▶ [WHAT YOU SHOULD DO]
Reproduce nothing but the closing run of lines: the line with "Type out the text in this image." and each line that follows it to the end of the data.

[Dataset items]
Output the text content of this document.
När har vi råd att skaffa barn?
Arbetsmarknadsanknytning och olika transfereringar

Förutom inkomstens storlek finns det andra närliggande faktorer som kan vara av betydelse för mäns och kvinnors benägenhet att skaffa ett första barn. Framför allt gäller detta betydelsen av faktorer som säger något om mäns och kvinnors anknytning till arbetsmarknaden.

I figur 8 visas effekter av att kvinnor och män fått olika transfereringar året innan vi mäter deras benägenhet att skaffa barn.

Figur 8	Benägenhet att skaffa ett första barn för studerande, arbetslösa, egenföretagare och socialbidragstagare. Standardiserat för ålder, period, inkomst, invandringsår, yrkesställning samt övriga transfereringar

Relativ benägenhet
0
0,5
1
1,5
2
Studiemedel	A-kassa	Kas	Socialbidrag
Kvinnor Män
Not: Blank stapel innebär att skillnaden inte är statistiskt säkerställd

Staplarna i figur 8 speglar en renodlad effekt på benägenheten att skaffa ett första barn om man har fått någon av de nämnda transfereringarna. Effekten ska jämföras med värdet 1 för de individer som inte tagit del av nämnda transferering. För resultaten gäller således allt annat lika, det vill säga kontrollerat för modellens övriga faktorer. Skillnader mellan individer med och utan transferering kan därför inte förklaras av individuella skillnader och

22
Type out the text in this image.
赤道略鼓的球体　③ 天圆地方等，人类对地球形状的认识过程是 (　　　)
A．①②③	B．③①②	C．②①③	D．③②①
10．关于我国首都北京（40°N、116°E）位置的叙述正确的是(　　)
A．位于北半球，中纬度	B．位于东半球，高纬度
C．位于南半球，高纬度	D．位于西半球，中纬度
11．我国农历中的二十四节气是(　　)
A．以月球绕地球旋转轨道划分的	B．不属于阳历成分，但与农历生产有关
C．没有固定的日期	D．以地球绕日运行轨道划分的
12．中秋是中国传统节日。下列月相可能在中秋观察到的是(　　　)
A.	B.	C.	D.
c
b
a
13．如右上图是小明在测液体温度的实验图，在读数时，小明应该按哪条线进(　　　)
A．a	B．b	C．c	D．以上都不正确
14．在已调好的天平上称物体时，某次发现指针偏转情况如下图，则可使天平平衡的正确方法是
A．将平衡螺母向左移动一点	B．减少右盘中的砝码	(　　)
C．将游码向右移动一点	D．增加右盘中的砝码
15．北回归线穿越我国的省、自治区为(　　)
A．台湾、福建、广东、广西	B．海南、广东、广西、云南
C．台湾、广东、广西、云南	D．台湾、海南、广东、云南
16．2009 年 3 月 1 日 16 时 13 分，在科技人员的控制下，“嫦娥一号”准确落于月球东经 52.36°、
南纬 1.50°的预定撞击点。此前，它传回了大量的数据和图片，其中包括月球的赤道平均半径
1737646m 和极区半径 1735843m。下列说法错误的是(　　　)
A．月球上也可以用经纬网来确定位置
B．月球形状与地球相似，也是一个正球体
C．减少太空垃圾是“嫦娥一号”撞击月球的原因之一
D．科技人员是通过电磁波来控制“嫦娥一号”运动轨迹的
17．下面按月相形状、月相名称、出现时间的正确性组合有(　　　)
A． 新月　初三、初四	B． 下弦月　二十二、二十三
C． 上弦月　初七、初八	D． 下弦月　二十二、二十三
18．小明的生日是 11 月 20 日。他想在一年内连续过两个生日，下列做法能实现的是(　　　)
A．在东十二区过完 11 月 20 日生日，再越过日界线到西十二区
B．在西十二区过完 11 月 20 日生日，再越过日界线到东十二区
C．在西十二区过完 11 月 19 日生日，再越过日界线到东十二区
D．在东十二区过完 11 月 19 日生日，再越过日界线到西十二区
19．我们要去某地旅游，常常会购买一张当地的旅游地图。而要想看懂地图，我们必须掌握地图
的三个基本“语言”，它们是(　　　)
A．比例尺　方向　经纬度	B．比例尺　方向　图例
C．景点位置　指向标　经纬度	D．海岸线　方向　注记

▶ [EXERCISE SOLUTION]
Type out the text in this image.
赤道略鼓的球体　③ 天圆地方等，人类对地球形状的认识过程是 (　　　)
A．①②③	B．③①②	C．②①③	D．③②①
10．关于我国首都北京（40°N、116°E）位置的叙述正确的是(　　)
A．位于北半球，中纬度	B．位于东半球，高纬度
C．位于南半球，高纬度	D．位于西半球，中纬度
11．我国农历中的二十四节气是(　　)
A．以月球绕地球旋转轨道划分的	B．不属于阳历成分，但与农历生产有关
C．没有固定的日期	D．以地球绕日运行轨道划分的
12．中秋是中国传统节日。下列月相可能在中秋观察到的是(　　　)
A.	B.	C.	D.
c
b
a
13．如右上图是小明在测液体温度的实验图，在读数时，小明应该按哪条线进(　　　)
A．a	B．b	C．c	D．以上都不正确
14．在已调好的天平上称物体时，某次发现指针偏转情况如下图，则可使天平平衡的正确方法是
A．将平衡螺母向左移动一点	B．减少右盘中的砝码	(　　)
C．将游码向右移动一点	D．增加右盘中的砝码
15．北回归线穿越我国的省、自治区为(　　)
A．台湾、福建、广东、广西	B．海南、广东、广西、云南
C．台湾、广东、广西、云南	D．台湾、海南、广东、云南
16．2009 年 3 月 1 日 16 时 13 分，在科技人员的控制下，“嫦娥一号”准确落于月球东经 52.36°、
南纬 1.50°的预定撞击点。此前，它传回了大量的数据和图片，其中包括月球的赤道平均半径
1737646m 和极区半径 1735843m。下列说法错误的是(　　　)
A．月球上也可以用经纬网来确定位置
B．月球形状与地球相似，也是一个正球体
C．减少太空垃圾是“嫦娥一号”撞击月球的原因之一
D．科技人员是通过电磁波来控制“嫦娥一号”运动轨迹的
17．下面按月相形状、月相名称、出现时间的正确性组合有(　　　)
A． 新月　初三、初四	B． 下弦月　二十二、二十三
C． 上弦月　初七、初八	D． 下弦月　二十二、二十三
18．小明的生日是 11 月 20 日。他想在一年内连续过两个生日，下列做法能实现的是(　　　)
A．在东十二区过完 11 月 20 日生日，再越过日界线到西十二区
B．在西十二区过完 11 月 20 日生日，再越过日界线到东十二区
C．在西十二区过完 11 月 19 日生日，再越过日界线到东十二区
D．在东十二区过完 11 月 19 日生日，再越过日界线到西十二区
19．我们要去某地旅游，常常会购买一张当地的旅游地图。而要想看懂地图，我们必须掌握地图
的三个基本“语言”，它们是(　　　)
A．比例尺　方向　经纬度	B．比例尺　方向　图例
C．景点位置　指向标　经纬度	D．海岸线　方向　注记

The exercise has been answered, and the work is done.